What to do =
Quote the entries in full, character for character, without their images.

┌──

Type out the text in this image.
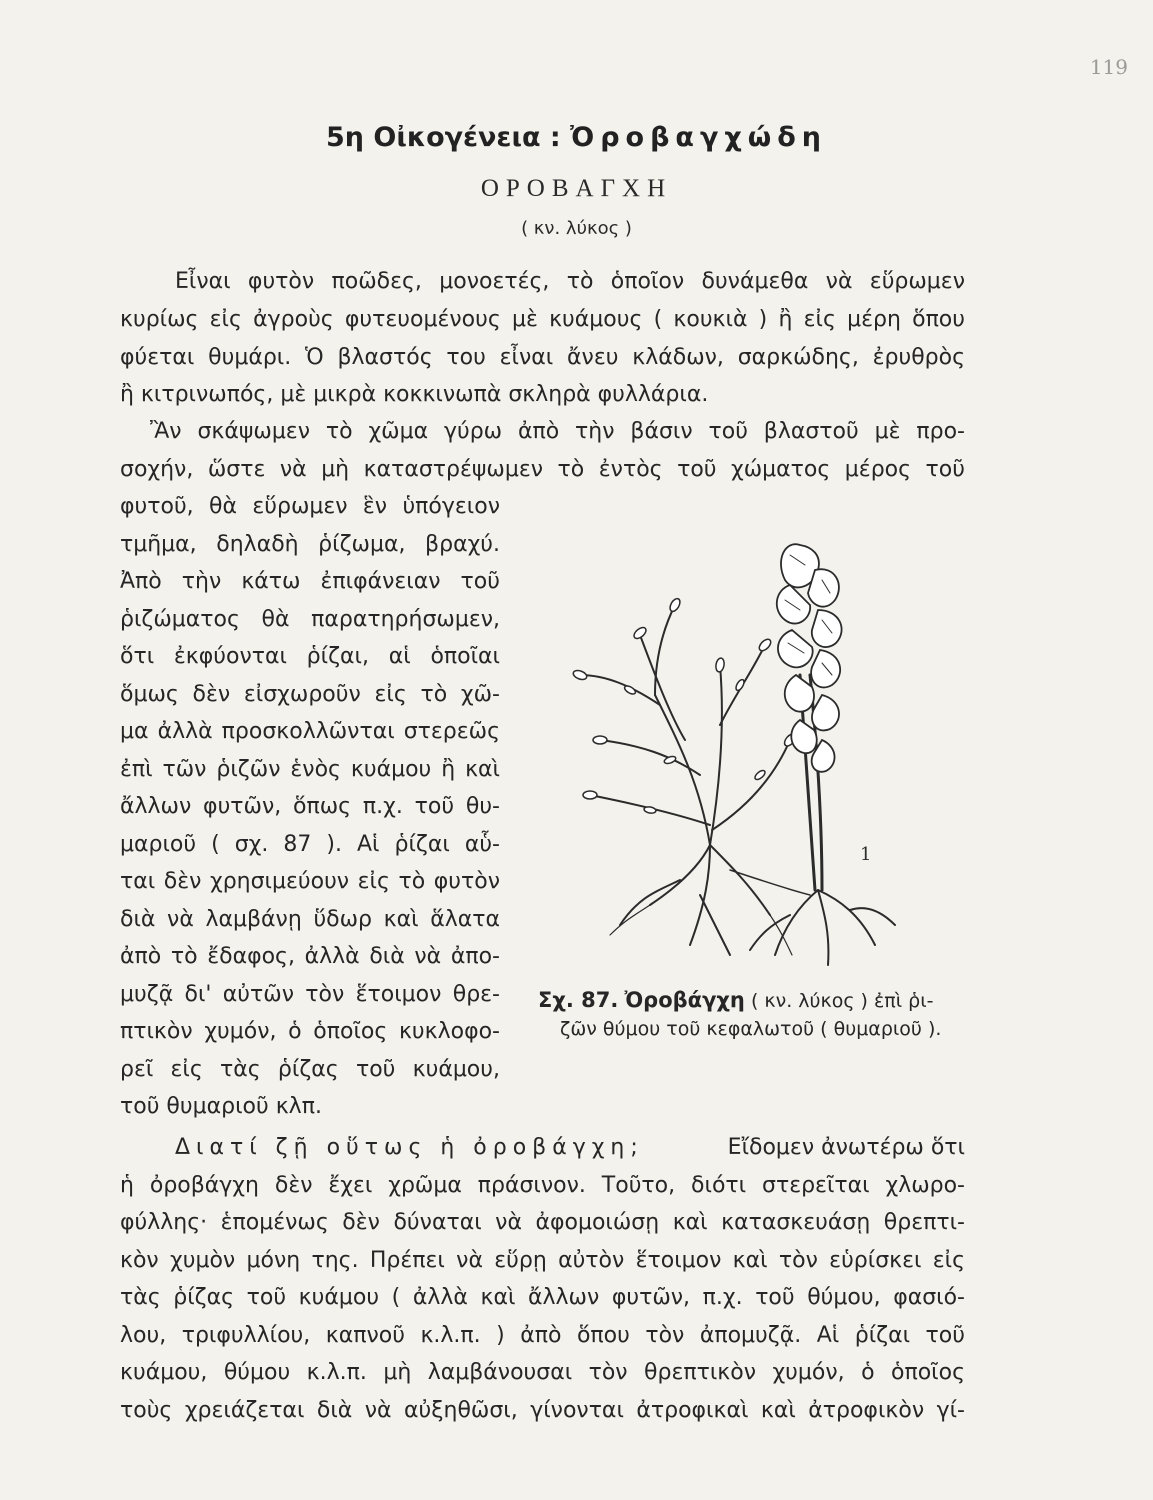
119
5η Οἰκογένεια : Ὀροβαγχώδη
ΟΡΟΒΑΓΧΗ
( κν. λύκος )
Εἶναι φυτὸν ποῶδες, μονοετές, τὸ ὁποῖον δυνάμεθα νὰ εὕρωμεν
κυρίως εἰς ἀγροὺς φυτευομένους μὲ κυάμους ( κουκιὰ ) ἢ εἰς μέρη ὅπου
φύεται θυμάρι. Ὁ βλαστός του εἶναι ἄνευ κλάδων, σαρκώδης, ἐρυθρὸς
ἢ κιτρινωπός, μὲ μικρὰ κοκκινωπὰ σκληρὰ φυλλάρια.
Ἂν σκάψωμεν τὸ χῶμα γύρω ἀπὸ τὴν βάσιν τοῦ βλαστοῦ μὲ προ-
σοχήν, ὥστε νὰ μὴ καταστρέψωμεν τὸ ἐντὸς τοῦ χώματος μέρος τοῦ
φυτοῦ, θὰ εὕρωμεν ἓν ὑπόγειον
τμῆμα, δηλαδὴ ῥίζωμα, βραχύ.
Ἀπὸ τὴν κάτω ἐπιφάνειαν τοῦ
ῥιζώματος θὰ παρατηρήσωμεν,
ὅτι ἐκφύονται ῥίζαι, αἱ ὁποῖαι
ὅμως δὲν εἰσχωροῦν εἰς τὸ χῶ-
μα ἀλλὰ προσκολλῶνται στερεῶς
ἐπὶ τῶν ῥιζῶν ἑνὸς κυάμου ἢ καὶ
ἄλλων φυτῶν, ὅπως π.χ. τοῦ θυ-
μαριοῦ ( σχ. 87 ). Αἱ ῥίζαι αὗ-
ται δὲν χρησιμεύουν εἰς τὸ φυτὸν
διὰ νὰ λαμβάνῃ ὕδωρ καὶ ἅλατα
ἀπὸ τὸ ἔδαφος, ἀλλὰ διὰ νὰ ἀπο-
μυζᾷ δι' αὐτῶν τὸν ἕτοιμον θρε-
πτικὸν χυμόν, ὁ ὁποῖος κυκλοφο-
ρεῖ εἰς τὰς ῥίζας τοῦ κυάμου,
τοῦ θυμαριοῦ κλπ.
1
Σχ. 87. Ὀροβάγχη ( κν. λύκος ) ἐπὶ ῥι-
ζῶν θύμου τοῦ κεφαλωτοῦ ( θυμαριοῦ ).
Διατί ζῇ οὕτως ἡ ὀροβάγχη;	Εἴδομεν ἀνωτέρω ὅτι
ἡ ὀροβάγχη δὲν ἔχει χρῶμα πράσινον. Τοῦτο, διότι στερεῖται χλωρο-
φύλλης· ἑπομένως δὲν δύναται νὰ ἀφομοιώσῃ καὶ κατασκευάσῃ θρεπτι-
κὸν χυμὸν μόνη της. Πρέπει νὰ εὕρῃ αὐτὸν ἕτοιμον καὶ τὸν εὑρίσκει εἰς
τὰς ῥίζας τοῦ κυάμου ( ἀλλὰ καὶ ἄλλων φυτῶν, π.χ. τοῦ θύμου, φασιό-
λου, τριφυλλίου, καπνοῦ κ.λ.π. ) ἀπὸ ὅπου τὸν ἀπομυζᾷ. Αἱ ῥίζαι τοῦ
κυάμου, θύμου κ.λ.π. μὴ λαμβάνουσαι τὸν θρεπτικὸν χυμόν, ὁ ὁποῖος
τοὺς χρειάζεται διὰ νὰ αὐξηθῶσι, γίνονται ἀτροφικαὶ καὶ ἀτροφικὸν γί-
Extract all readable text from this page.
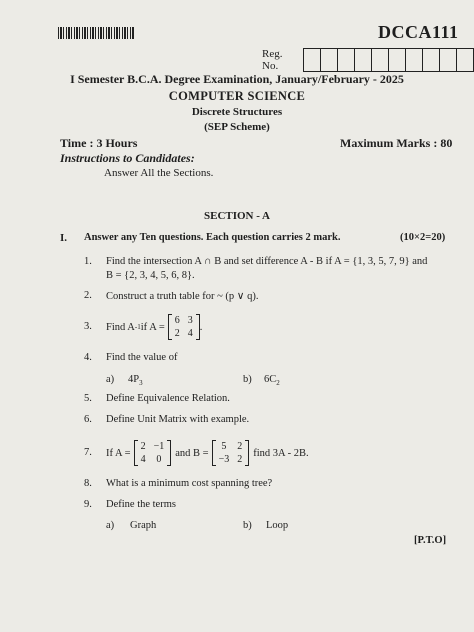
DCCA111
Reg. No.
I Semester B.C.A. Degree Examination, January/February - 2025
COMPUTER SCIENCE
Discrete Structures
(SEP Scheme)
Time : 3 Hours	Maximum Marks : 80
Instructions to Candidates:
Answer All the Sections.
SECTION - A
I. Answer any Ten questions. Each question carries 2 mark.	(10×2=20)
1. Find the intersection A ∩ B and set difference A - B if A = {1, 3, 5, 7, 9} and
B = {2, 3, 4, 5, 6, 8}.
2. Construct a truth table for ~ (p ∨ q).
3. Find A -1 if A =
6	3
2	4
.
4. Find the value of
a) $4P_3$	b) $6C_2$
5. Define Equivalence Relation.
6. Define Unit Matrix with example.
7. If A =
2	−1
4	0
and B =
5	2
−3	2
find 3A - 2B.
8. What is a minimum cost spanning tree?
9. Define the terms
a) Graph	b) Loop
[P.T.O]
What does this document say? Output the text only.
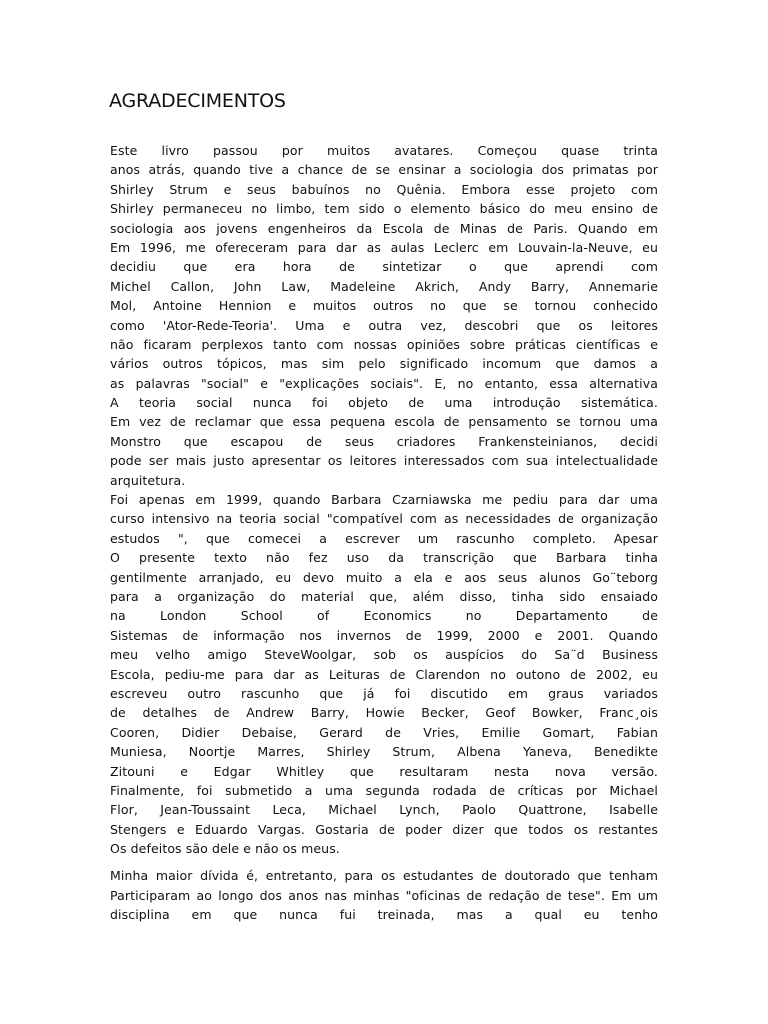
AGRADECIMENTOS
Este livro passou por muitos avatares. Começou quase trinta
anos atrás, quando tive a chance de se ensinar a sociologia dos primatas por
Shirley Strum e seus babuínos no Quênia. Embora esse projeto com
Shirley permaneceu no limbo, tem sido o elemento básico do meu ensino de
sociologia aos jovens engenheiros da Escola de Minas de Paris. Quando em
Em 1996, me ofereceram para dar as aulas Leclerc em Louvain-la-Neuve, eu
decidiu que era hora de sintetizar o que aprendi com
Michel Callon, John Law, Madeleine Akrich, Andy Barry, Annemarie
Mol, Antoine Hennion e muitos outros no que se tornou conhecido
como 'Ator-Rede-Teoria'. Uma e outra vez, descobri que os leitores
não ficaram perplexos tanto com nossas opiniões sobre práticas científicas e
vários outros tópicos, mas sim pelo significado incomum que damos a
as palavras "social" e "explicações sociais". E, no entanto, essa alternativa
A teoria social nunca foi objeto de uma introdução sistemática.
Em vez de reclamar que essa pequena escola de pensamento se tornou uma
Monstro que escapou de seus criadores Frankensteinianos, decidi
pode ser mais justo apresentar os leitores interessados com sua intelectualidade
arquitetura.
Foi apenas em 1999, quando Barbara Czarniawska me pediu para dar uma
curso intensivo na teoria social "compatível com as necessidades de organização
estudos ", que comecei a escrever um rascunho completo. Apesar
O presente texto não fez uso da transcrição que Barbara tinha
gentilmente arranjado, eu devo muito a ela e aos seus alunos Go¨teborg
para a organização do material que, além disso, tinha sido ensaiado
na London School of Economics no Departamento de
Sistemas de informação nos invernos de 1999, 2000 e 2001. Quando
meu velho amigo SteveWoolgar, sob os auspícios do Sa¨d Business
Escola, pediu-me para dar as Leituras de Clarendon no outono de 2002, eu
escreveu outro rascunho que já foi discutido em graus variados
de detalhes de Andrew Barry, Howie Becker, Geof Bowker, Franc¸ois
Cooren, Didier Debaise, Gerard de Vries, Emilie Gomart, Fabian
Muniesa, Noortje Marres, Shirley Strum, Albena Yaneva, Benedikte
Zitouni e Edgar Whitley que resultaram nesta nova versão.
Finalmente, foi submetido a uma segunda rodada de críticas por Michael
Flor, Jean-Toussaint Leca, Michael Lynch, Paolo Quattrone, Isabelle
Stengers e Eduardo Vargas. Gostaria de poder dizer que todos os restantes
Os defeitos são dele e não os meus.
Minha maior dívida é, entretanto, para os estudantes de doutorado que tenham
Participaram ao longo dos anos nas minhas "oficinas de redação de tese". Em um
disciplina em que nunca fui treinada, mas a qual eu tenho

└──

Response to this exercise =
Type out the text in this image.
119
5η Οἰκογένεια : Ὀροβαγχώδη
ΟΡΟΒΑΓΧΗ
( κν. λύκος )
Εἶναι φυτὸν ποῶδες, μονοετές, τὸ ὁποῖον δυνάμεθα νὰ εὕρωμεν
κυρίως εἰς ἀγροὺς φυτευομένους μὲ κυάμους ( κουκιὰ ) ἢ εἰς μέρη ὅπου
φύεται θυμάρι. Ὁ βλαστός του εἶναι ἄνευ κλάδων, σαρκώδης, ἐρυθρὸς
ἢ κιτρινωπός, μὲ μικρὰ κοκκινωπὰ σκληρὰ φυλλάρια.
Ἂν σκάψωμεν τὸ χῶμα γύρω ἀπὸ τὴν βάσιν τοῦ βλαστοῦ μὲ προ-
σοχήν, ὥστε νὰ μὴ καταστρέψωμεν τὸ ἐντὸς τοῦ χώματος μέρος τοῦ
φυτοῦ, θὰ εὕρωμεν ἓν ὑπόγειον
τμῆμα, δηλαδὴ ῥίζωμα, βραχύ.
Ἀπὸ τὴν κάτω ἐπιφάνειαν τοῦ
ῥιζώματος θὰ παρατηρήσωμεν,
ὅτι ἐκφύονται ῥίζαι, αἱ ὁποῖαι
ὅμως δὲν εἰσχωροῦν εἰς τὸ χῶ-
μα ἀλλὰ προσκολλῶνται στερεῶς
ἐπὶ τῶν ῥιζῶν ἑνὸς κυάμου ἢ καὶ
ἄλλων φυτῶν, ὅπως π.χ. τοῦ θυ-
μαριοῦ ( σχ. 87 ). Αἱ ῥίζαι αὗ-
ται δὲν χρησιμεύουν εἰς τὸ φυτὸν
διὰ νὰ λαμβάνῃ ὕδωρ καὶ ἅλατα
ἀπὸ τὸ ἔδαφος, ἀλλὰ διὰ νὰ ἀπο-
μυζᾷ δι' αὐτῶν τὸν ἕτοιμον θρε-
πτικὸν χυμόν, ὁ ὁποῖος κυκλοφο-
ρεῖ εἰς τὰς ῥίζας τοῦ κυάμου,
τοῦ θυμαριοῦ κλπ.
1
Σχ. 87. Ὀροβάγχη ( κν. λύκος ) ἐπὶ ῥι-
ζῶν θύμου τοῦ κεφαλωτοῦ ( θυμαριοῦ ).
Διατί ζῇ οὕτως ἡ ὀροβάγχη;	Εἴδομεν ἀνωτέρω ὅτι
ἡ ὀροβάγχη δὲν ἔχει χρῶμα πράσινον. Τοῦτο, διότι στερεῖται χλωρο-
φύλλης· ἑπομένως δὲν δύναται νὰ ἀφομοιώσῃ καὶ κατασκευάσῃ θρεπτι-
κὸν χυμὸν μόνη της. Πρέπει νὰ εὕρῃ αὐτὸν ἕτοιμον καὶ τὸν εὑρίσκει εἰς
τὰς ῥίζας τοῦ κυάμου ( ἀλλὰ καὶ ἄλλων φυτῶν, π.χ. τοῦ θύμου, φασιό-
λου, τριφυλλίου, καπνοῦ κ.λ.π. ) ἀπὸ ὅπου τὸν ἀπομυζᾷ. Αἱ ῥίζαι τοῦ
κυάμου, θύμου κ.λ.π. μὴ λαμβάνουσαι τὸν θρεπτικὸν χυμόν, ὁ ὁποῖος
τοὺς χρειάζεται διὰ νὰ αὐξηθῶσι, γίνονται ἀτροφικαὶ καὶ ἀτροφικὸν γί-
Extract all readable text from this page.
DCCA111
Reg. No.
I Semester B.C.A. Degree Examination, January/February - 2025
COMPUTER SCIENCE
Discrete Structures
(SEP Scheme)
Time : 3 Hours	Maximum Marks : 80
Instructions to Candidates:
Answer All the Sections.
SECTION - A
I. Answer any Ten questions. Each question carries 2 mark.	(10×2=20)
1. Find the intersection A ∩ B and set difference A - B if A = {1, 3, 5, 7, 9} and
B = {2, 3, 4, 5, 6, 8}.
2. Construct a truth table for ~ (p ∨ q).
3. Find A -1 if A =
6	3
2	4
.
4. Find the value of
a) $4P_3$	b) $6C_2$
5. Define Equivalence Relation.
6. Define Unit Matrix with example.
7. If A =
2	−1
4	0
and B =
5	2
−3	2
find 3A - 2B.
8. What is a minimum cost spanning tree?
9. Define the terms
a) Graph	b) Loop
[P.T.O]
What does this document say? Output the text only.
AGRADECIMENTOS
Este livro passou por muitos avatares. Começou quase trinta
anos atrás, quando tive a chance de se ensinar a sociologia dos primatas por
Shirley Strum e seus babuínos no Quênia. Embora esse projeto com
Shirley permaneceu no limbo, tem sido o elemento básico do meu ensino de
sociologia aos jovens engenheiros da Escola de Minas de Paris. Quando em
Em 1996, me ofereceram para dar as aulas Leclerc em Louvain-la-Neuve, eu
decidiu que era hora de sintetizar o que aprendi com
Michel Callon, John Law, Madeleine Akrich, Andy Barry, Annemarie
Mol, Antoine Hennion e muitos outros no que se tornou conhecido
como 'Ator-Rede-Teoria'. Uma e outra vez, descobri que os leitores
não ficaram perplexos tanto com nossas opiniões sobre práticas científicas e
vários outros tópicos, mas sim pelo significado incomum que damos a
as palavras "social" e "explicações sociais". E, no entanto, essa alternativa
A teoria social nunca foi objeto de uma introdução sistemática.
Em vez de reclamar que essa pequena escola de pensamento se tornou uma
Monstro que escapou de seus criadores Frankensteinianos, decidi
pode ser mais justo apresentar os leitores interessados com sua intelectualidade
arquitetura.
Foi apenas em 1999, quando Barbara Czarniawska me pediu para dar uma
curso intensivo na teoria social "compatível com as necessidades de organização
estudos ", que comecei a escrever um rascunho completo. Apesar
O presente texto não fez uso da transcrição que Barbara tinha
gentilmente arranjado, eu devo muito a ela e aos seus alunos Go¨teborg
para a organização do material que, além disso, tinha sido ensaiado
na London School of Economics no Departamento de
Sistemas de informação nos invernos de 1999, 2000 e 2001. Quando
meu velho amigo SteveWoolgar, sob os auspícios do Sa¨d Business
Escola, pediu-me para dar as Leituras de Clarendon no outono de 2002, eu
escreveu outro rascunho que já foi discutido em graus variados
de detalhes de Andrew Barry, Howie Becker, Geof Bowker, Franc¸ois
Cooren, Didier Debaise, Gerard de Vries, Emilie Gomart, Fabian
Muniesa, Noortje Marres, Shirley Strum, Albena Yaneva, Benedikte
Zitouni e Edgar Whitley que resultaram nesta nova versão.
Finalmente, foi submetido a uma segunda rodada de críticas por Michael
Flor, Jean-Toussaint Leca, Michael Lynch, Paolo Quattrone, Isabelle
Stengers e Eduardo Vargas. Gostaria de poder dizer que todos os restantes
Os defeitos são dele e não os meus.
Minha maior dívida é, entretanto, para os estudantes de doutorado que tenham
Participaram ao longo dos anos nas minhas "oficinas de redação de tese". Em um
disciplina em que nunca fui treinada, mas a qual eu tenho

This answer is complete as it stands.